§ **OBJECTIVE**: Using the records below, locate all lines containing "square" and return them.

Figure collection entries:
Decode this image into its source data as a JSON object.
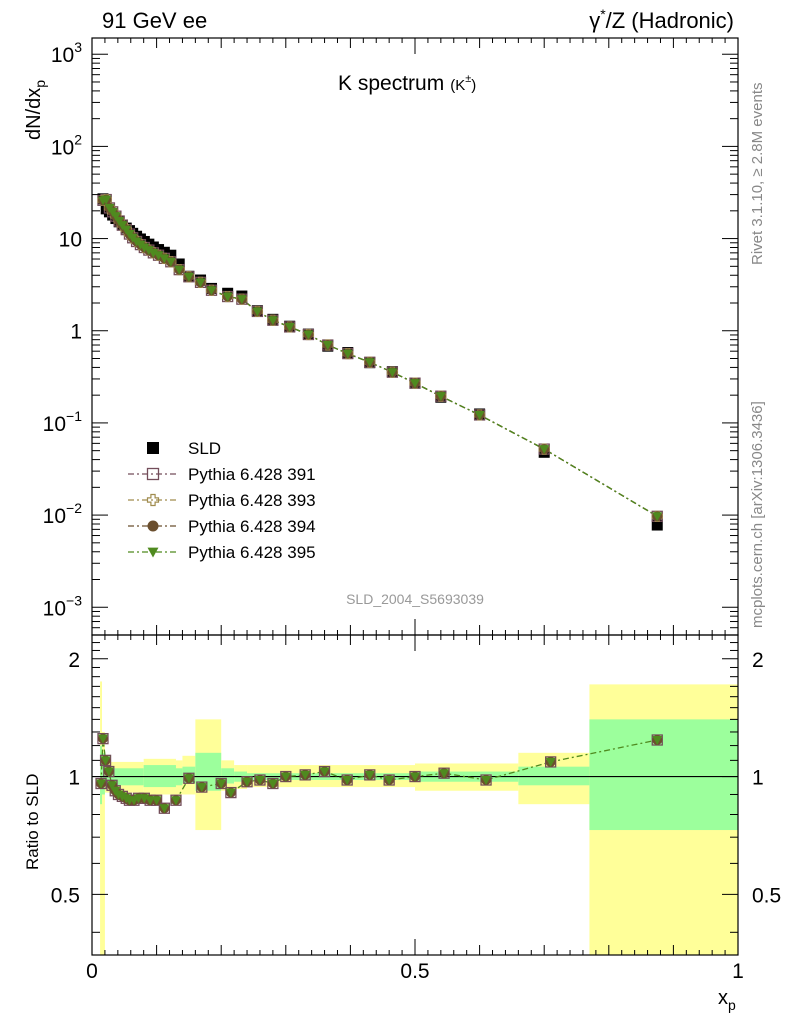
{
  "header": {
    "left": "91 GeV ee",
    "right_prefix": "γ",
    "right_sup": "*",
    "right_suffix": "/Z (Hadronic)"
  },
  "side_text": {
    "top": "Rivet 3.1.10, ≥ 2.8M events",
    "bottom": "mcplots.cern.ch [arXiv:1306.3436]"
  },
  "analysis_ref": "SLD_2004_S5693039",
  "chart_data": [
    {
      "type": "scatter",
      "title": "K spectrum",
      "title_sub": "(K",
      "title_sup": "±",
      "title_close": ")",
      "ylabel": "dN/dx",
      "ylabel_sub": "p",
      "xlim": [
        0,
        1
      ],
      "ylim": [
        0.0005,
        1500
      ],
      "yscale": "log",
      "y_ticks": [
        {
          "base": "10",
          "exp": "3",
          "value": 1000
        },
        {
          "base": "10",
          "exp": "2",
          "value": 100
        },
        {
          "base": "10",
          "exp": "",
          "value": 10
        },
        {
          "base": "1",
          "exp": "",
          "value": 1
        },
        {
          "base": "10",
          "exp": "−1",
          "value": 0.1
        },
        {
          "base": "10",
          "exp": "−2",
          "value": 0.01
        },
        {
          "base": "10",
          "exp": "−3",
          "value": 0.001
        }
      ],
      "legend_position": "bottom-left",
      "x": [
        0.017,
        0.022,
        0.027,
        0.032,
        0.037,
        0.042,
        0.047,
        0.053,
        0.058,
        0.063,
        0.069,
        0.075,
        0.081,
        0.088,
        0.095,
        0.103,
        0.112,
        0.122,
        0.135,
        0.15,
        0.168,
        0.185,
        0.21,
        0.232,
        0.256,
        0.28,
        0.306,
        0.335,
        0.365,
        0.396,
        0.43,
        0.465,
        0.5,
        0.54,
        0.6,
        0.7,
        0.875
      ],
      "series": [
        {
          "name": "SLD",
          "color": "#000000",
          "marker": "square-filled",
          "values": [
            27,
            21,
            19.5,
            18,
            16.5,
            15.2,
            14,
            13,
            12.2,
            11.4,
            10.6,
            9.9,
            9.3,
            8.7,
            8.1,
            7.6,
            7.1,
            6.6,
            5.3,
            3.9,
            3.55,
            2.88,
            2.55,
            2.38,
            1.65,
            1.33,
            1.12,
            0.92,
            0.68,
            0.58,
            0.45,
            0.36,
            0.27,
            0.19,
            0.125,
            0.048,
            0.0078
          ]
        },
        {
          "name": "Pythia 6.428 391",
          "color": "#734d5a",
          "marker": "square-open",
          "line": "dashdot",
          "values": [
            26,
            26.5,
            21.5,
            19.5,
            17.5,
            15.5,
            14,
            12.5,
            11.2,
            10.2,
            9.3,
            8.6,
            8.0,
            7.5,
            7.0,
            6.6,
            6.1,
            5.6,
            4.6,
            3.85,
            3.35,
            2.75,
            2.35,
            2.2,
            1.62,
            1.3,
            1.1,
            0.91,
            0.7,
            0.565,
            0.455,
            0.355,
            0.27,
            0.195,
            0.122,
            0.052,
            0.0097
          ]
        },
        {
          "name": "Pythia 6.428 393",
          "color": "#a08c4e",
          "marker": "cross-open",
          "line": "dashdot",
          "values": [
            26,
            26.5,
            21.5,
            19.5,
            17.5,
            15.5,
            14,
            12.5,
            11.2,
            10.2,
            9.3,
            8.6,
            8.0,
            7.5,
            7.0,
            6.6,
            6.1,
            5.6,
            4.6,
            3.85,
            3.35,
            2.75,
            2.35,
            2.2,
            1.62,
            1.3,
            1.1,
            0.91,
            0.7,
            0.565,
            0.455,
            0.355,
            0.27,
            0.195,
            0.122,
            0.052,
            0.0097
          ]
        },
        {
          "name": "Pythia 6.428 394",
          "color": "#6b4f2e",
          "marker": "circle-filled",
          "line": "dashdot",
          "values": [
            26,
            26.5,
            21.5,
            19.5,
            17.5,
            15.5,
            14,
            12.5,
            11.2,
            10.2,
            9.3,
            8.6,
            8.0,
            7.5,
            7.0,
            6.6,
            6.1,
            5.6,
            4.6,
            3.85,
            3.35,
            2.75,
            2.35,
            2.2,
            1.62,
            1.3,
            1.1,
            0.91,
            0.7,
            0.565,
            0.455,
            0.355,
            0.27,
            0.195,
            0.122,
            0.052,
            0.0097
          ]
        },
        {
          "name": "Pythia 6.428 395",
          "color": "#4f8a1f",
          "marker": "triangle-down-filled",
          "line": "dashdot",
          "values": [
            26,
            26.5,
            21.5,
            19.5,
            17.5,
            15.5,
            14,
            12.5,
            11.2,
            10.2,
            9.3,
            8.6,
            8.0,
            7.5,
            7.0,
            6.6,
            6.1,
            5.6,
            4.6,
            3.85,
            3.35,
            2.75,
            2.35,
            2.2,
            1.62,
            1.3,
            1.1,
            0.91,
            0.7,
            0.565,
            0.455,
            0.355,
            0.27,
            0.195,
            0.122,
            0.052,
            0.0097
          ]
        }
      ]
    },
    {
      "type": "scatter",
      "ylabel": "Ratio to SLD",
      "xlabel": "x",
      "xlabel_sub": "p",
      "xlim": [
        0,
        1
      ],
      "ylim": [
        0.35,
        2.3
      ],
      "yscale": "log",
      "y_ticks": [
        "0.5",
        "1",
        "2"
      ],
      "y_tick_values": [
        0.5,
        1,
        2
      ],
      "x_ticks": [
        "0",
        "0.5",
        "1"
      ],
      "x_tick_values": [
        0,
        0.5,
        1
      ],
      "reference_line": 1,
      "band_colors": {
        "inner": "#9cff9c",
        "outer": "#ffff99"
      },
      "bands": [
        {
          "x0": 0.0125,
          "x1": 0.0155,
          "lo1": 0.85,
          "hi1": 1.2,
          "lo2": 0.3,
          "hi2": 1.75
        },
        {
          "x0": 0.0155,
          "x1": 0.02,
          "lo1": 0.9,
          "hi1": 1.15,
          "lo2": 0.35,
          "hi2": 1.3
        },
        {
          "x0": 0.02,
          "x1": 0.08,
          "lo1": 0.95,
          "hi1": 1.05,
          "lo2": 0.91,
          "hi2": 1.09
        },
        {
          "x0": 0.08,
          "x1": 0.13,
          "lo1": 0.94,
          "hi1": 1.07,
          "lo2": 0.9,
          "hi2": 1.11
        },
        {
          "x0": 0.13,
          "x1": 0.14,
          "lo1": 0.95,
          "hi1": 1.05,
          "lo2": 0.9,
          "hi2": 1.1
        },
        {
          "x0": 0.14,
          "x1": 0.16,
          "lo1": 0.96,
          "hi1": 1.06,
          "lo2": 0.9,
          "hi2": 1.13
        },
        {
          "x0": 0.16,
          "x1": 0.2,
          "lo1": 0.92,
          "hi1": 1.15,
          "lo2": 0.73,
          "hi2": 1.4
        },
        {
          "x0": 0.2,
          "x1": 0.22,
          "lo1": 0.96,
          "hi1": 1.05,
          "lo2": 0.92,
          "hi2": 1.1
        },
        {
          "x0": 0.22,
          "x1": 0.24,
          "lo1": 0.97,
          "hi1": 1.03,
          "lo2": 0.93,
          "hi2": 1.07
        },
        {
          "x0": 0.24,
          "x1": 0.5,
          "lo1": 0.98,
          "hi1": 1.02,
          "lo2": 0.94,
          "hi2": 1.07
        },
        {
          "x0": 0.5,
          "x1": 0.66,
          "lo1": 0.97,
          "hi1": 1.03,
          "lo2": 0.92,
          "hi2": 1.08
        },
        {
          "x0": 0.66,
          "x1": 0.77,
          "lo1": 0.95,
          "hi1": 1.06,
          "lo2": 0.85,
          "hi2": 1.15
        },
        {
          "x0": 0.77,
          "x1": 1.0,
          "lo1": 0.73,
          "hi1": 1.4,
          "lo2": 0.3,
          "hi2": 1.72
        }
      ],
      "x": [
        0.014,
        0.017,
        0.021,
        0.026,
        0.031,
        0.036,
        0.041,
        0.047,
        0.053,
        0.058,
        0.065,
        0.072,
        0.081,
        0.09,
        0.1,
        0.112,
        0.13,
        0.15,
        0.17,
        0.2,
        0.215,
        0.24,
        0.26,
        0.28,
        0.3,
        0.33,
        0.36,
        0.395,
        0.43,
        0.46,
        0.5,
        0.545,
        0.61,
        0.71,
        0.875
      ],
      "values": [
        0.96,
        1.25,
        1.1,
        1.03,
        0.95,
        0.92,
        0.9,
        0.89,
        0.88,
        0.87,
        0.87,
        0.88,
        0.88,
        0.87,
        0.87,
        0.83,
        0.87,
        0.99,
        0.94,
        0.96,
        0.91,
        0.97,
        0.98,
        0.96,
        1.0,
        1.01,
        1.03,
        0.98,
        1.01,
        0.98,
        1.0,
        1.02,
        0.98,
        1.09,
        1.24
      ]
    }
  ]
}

§ **THE COMPLETED TASK**:
          "marker": "square-filled",
          "marker": "square-open",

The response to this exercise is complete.